- **To be done**
Make an exact copy of the records, with the pictures left out.

- **Information provided**
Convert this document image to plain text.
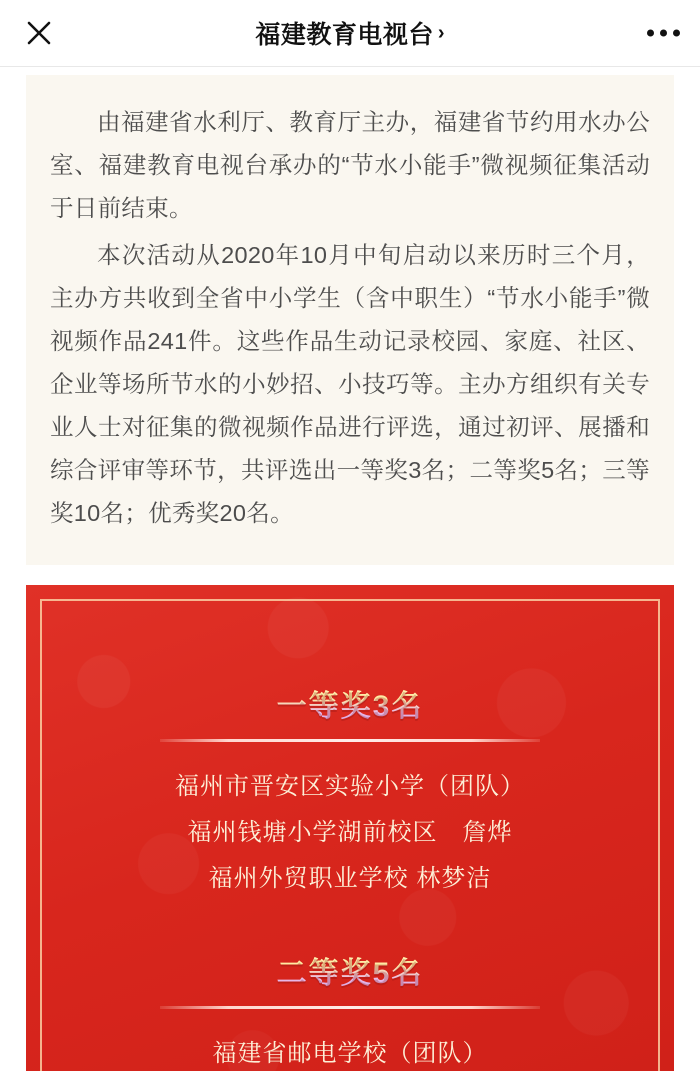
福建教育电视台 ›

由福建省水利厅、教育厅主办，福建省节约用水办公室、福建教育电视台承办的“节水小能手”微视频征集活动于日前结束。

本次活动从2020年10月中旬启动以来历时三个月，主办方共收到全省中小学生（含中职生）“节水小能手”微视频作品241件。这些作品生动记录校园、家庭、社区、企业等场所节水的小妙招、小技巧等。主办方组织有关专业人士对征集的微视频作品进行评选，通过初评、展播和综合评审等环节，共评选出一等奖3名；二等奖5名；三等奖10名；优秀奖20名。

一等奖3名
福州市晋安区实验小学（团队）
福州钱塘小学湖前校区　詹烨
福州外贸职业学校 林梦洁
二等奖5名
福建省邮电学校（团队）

- **Final answer**
Convert this document image to plain text.
福建教育电视台 ›

由福建省水利厅、教育厅主办，福建省节约用水办公室、福建教育电视台承办的“节水小能手”微视频征集活动于日前结束。

本次活动从2020年10月中旬启动以来历时三个月，主办方共收到全省中小学生（含中职生）“节水小能手”微视频作品241件。这些作品生动记录校园、家庭、社区、企业等场所节水的小妙招、小技巧等。主办方组织有关专业人士对征集的微视频作品进行评选，通过初评、展播和综合评审等环节，共评选出一等奖3名；二等奖5名；三等奖10名；优秀奖20名。

一等奖3名
福州市晋安区实验小学（团队）
福州钱塘小学湖前校区　詹烨
福州外贸职业学校 林梦洁
二等奖5名
福建省邮电学校（团队）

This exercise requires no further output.